**Data shown:**
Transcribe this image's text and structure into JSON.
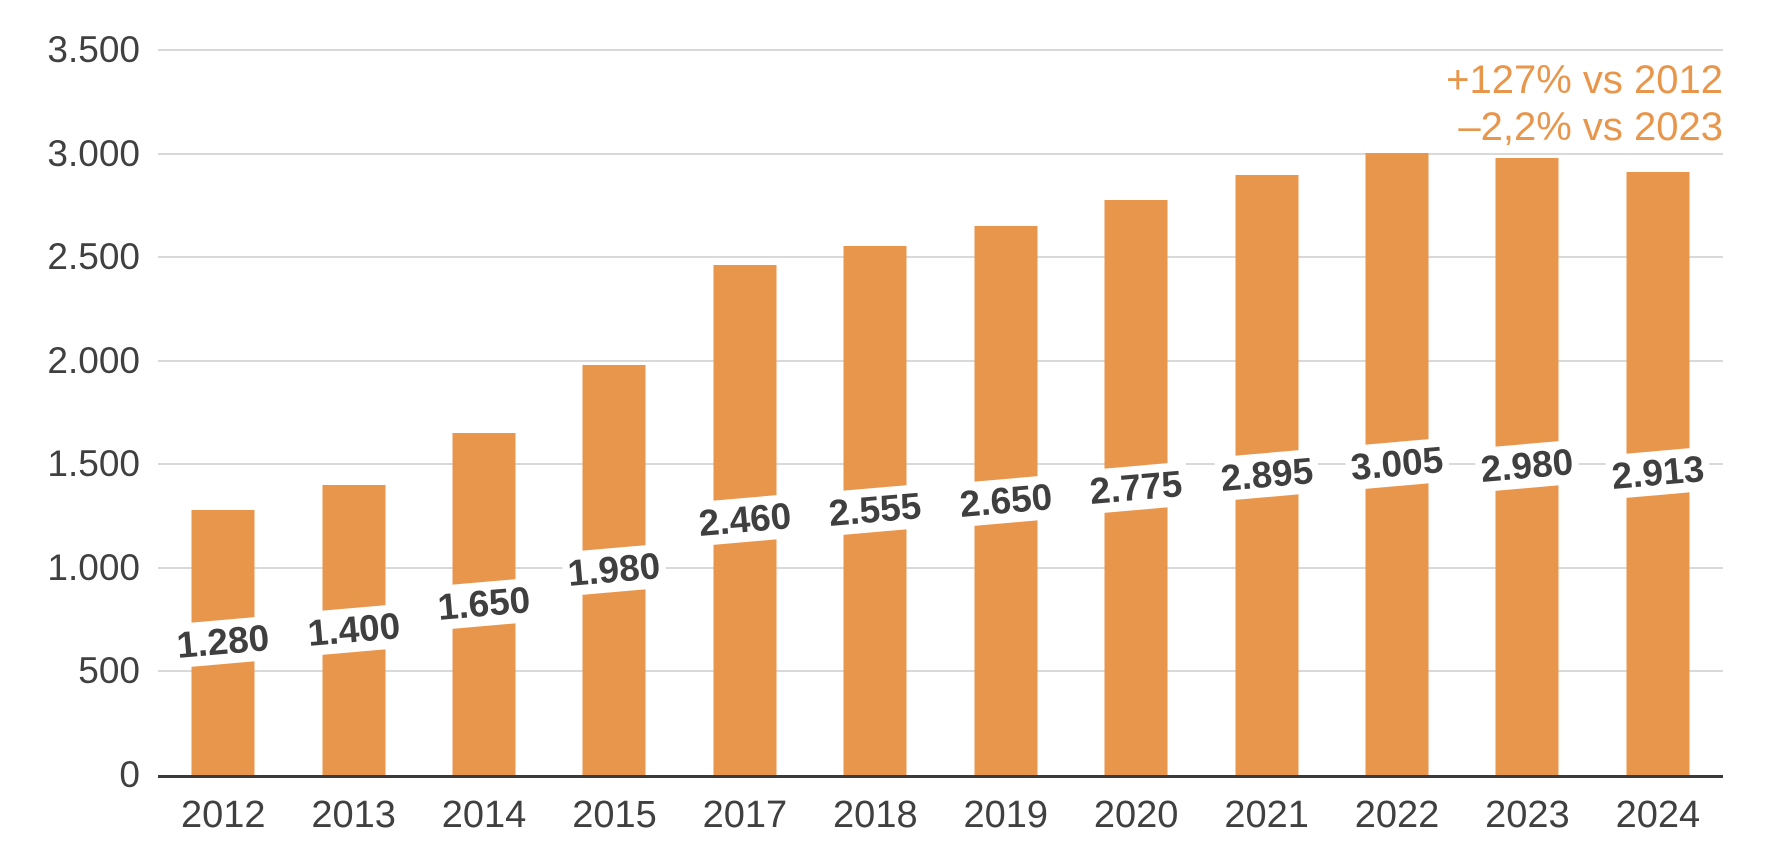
{
  "chart_data": {
    "type": "bar",
    "categories": [
      "2012",
      "2013",
      "2014",
      "2015",
      "2017",
      "2018",
      "2019",
      "2020",
      "2021",
      "2022",
      "2023",
      "2024"
    ],
    "values": [
      1280,
      1400,
      1650,
      1980,
      2460,
      2555,
      2650,
      2775,
      2895,
      3005,
      2980,
      2913
    ],
    "bar_labels": [
      "1.280",
      "1.400",
      "1.650",
      "1.980",
      "2.460",
      "2.555",
      "2.650",
      "2.775",
      "2.895",
      "3.005",
      "2.980",
      "2.913"
    ],
    "y_tick_values": [
      0,
      500,
      1000,
      1500,
      2000,
      2500,
      3000,
      3500
    ],
    "y_tick_labels": [
      "0",
      "500",
      "1.000",
      "1.500",
      "2.000",
      "2.500",
      "3.000",
      "3.500"
    ],
    "ylim": [
      0,
      3500
    ],
    "grid": true,
    "legend": "none",
    "title": "",
    "xlabel": "",
    "ylabel": "",
    "annotations": [
      "+127% vs 2012",
      "–2,2% vs 2023"
    ],
    "colors": {
      "bar": "#E9964D",
      "annotation": "#E9964D",
      "label_text": "#3F3F3F",
      "label_bg": "#FFFFFF",
      "axis_text": "#404040",
      "axis_line": "#3A3A3A",
      "gridline": "#D9D9D9"
    }
  }
}
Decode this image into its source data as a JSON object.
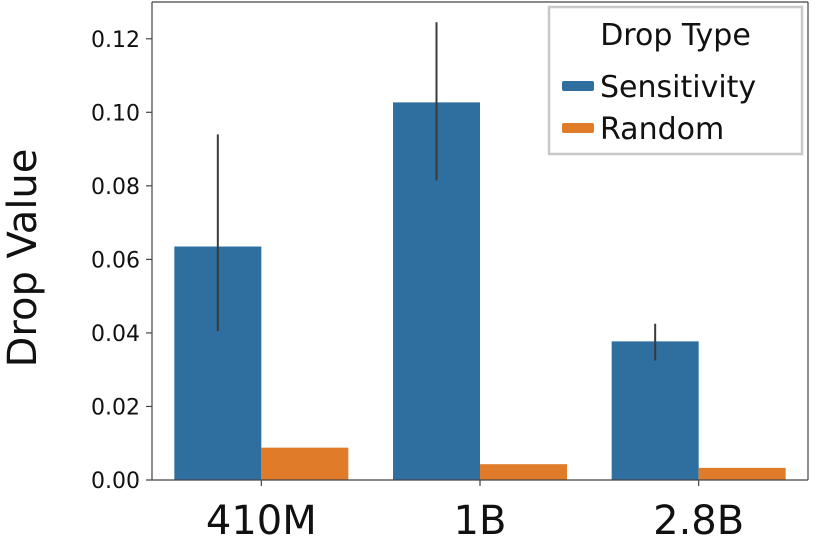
{
  "chart_data": {
    "type": "bar",
    "categories": [
      "410M",
      "1B",
      "2.8B"
    ],
    "series": [
      {
        "name": "Sensitivity",
        "values": [
          0.0635,
          0.1027,
          0.0377
        ],
        "error_low": [
          0.0405,
          0.0815,
          0.0325
        ],
        "error_high": [
          0.094,
          0.1245,
          0.0425
        ]
      },
      {
        "name": "Random",
        "values": [
          0.0088,
          0.0043,
          0.0033
        ]
      }
    ],
    "xlabel": "",
    "ylabel": "Drop Value",
    "ylim": [
      0,
      0.13
    ],
    "yticks": [
      "0.00",
      "0.02",
      "0.04",
      "0.06",
      "0.08",
      "0.10",
      "0.12"
    ],
    "ytick_values": [
      0,
      0.02,
      0.04,
      0.06,
      0.08,
      0.1,
      0.12
    ],
    "legend": {
      "title": "Drop Type",
      "placement": "top-right",
      "entries": [
        "Sensitivity",
        "Random"
      ]
    },
    "colors": {
      "Sensitivity": "#2f6f9f",
      "Random": "#e07b2a",
      "error_bar": "#3a3a3a",
      "axis": "#444444",
      "legend_border": "#c8c8c8"
    },
    "grid": false
  }
}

**Written instruction:** Write out every line above exactly as it is, leaving out the pictures.

**Exercise solution:**
Transcribe this image's text and structure into JSON.
{
  "chart_data": {
    "type": "bar",
    "categories": [
      "2012",
      "2013",
      "2014",
      "2015",
      "2017",
      "2018",
      "2019",
      "2020",
      "2021",
      "2022",
      "2023",
      "2024"
    ],
    "values": [
      1280,
      1400,
      1650,
      1980,
      2460,
      2555,
      2650,
      2775,
      2895,
      3005,
      2980,
      2913
    ],
    "bar_labels": [
      "1.280",
      "1.400",
      "1.650",
      "1.980",
      "2.460",
      "2.555",
      "2.650",
      "2.775",
      "2.895",
      "3.005",
      "2.980",
      "2.913"
    ],
    "y_tick_values": [
      0,
      500,
      1000,
      1500,
      2000,
      2500,
      3000,
      3500
    ],
    "y_tick_labels": [
      "0",
      "500",
      "1.000",
      "1.500",
      "2.000",
      "2.500",
      "3.000",
      "3.500"
    ],
    "ylim": [
      0,
      3500
    ],
    "grid": true,
    "legend": "none",
    "title": "",
    "xlabel": "",
    "ylabel": "",
    "annotations": [
      "+127% vs 2012",
      "–2,2% vs 2023"
    ],
    "colors": {
      "bar": "#E9964D",
      "annotation": "#E9964D",
      "label_text": "#3F3F3F",
      "label_bg": "#FFFFFF",
      "axis_text": "#404040",
      "axis_line": "#3A3A3A",
      "gridline": "#D9D9D9"
    }
  }
}
Decode this image into its source data as a JSON object.
{
  "chart_data": {
    "type": "bar",
    "categories": [
      "410M",
      "1B",
      "2.8B"
    ],
    "series": [
      {
        "name": "Sensitivity",
        "values": [
          0.0635,
          0.1027,
          0.0377
        ],
        "error_low": [
          0.0405,
          0.0815,
          0.0325
        ],
        "error_high": [
          0.094,
          0.1245,
          0.0425
        ]
      },
      {
        "name": "Random",
        "values": [
          0.0088,
          0.0043,
          0.0033
        ]
      }
    ],
    "xlabel": "",
    "ylabel": "Drop Value",
    "ylim": [
      0,
      0.13
    ],
    "yticks": [
      "0.00",
      "0.02",
      "0.04",
      "0.06",
      "0.08",
      "0.10",
      "0.12"
    ],
    "ytick_values": [
      0,
      0.02,
      0.04,
      0.06,
      0.08,
      0.1,
      0.12
    ],
    "legend": {
      "title": "Drop Type",
      "placement": "top-right",
      "entries": [
        "Sensitivity",
        "Random"
      ]
    },
    "colors": {
      "Sensitivity": "#2f6f9f",
      "Random": "#e07b2a",
      "error_bar": "#3a3a3a",
      "axis": "#444444",
      "legend_border": "#c8c8c8"
    },
    "grid": false
  }
}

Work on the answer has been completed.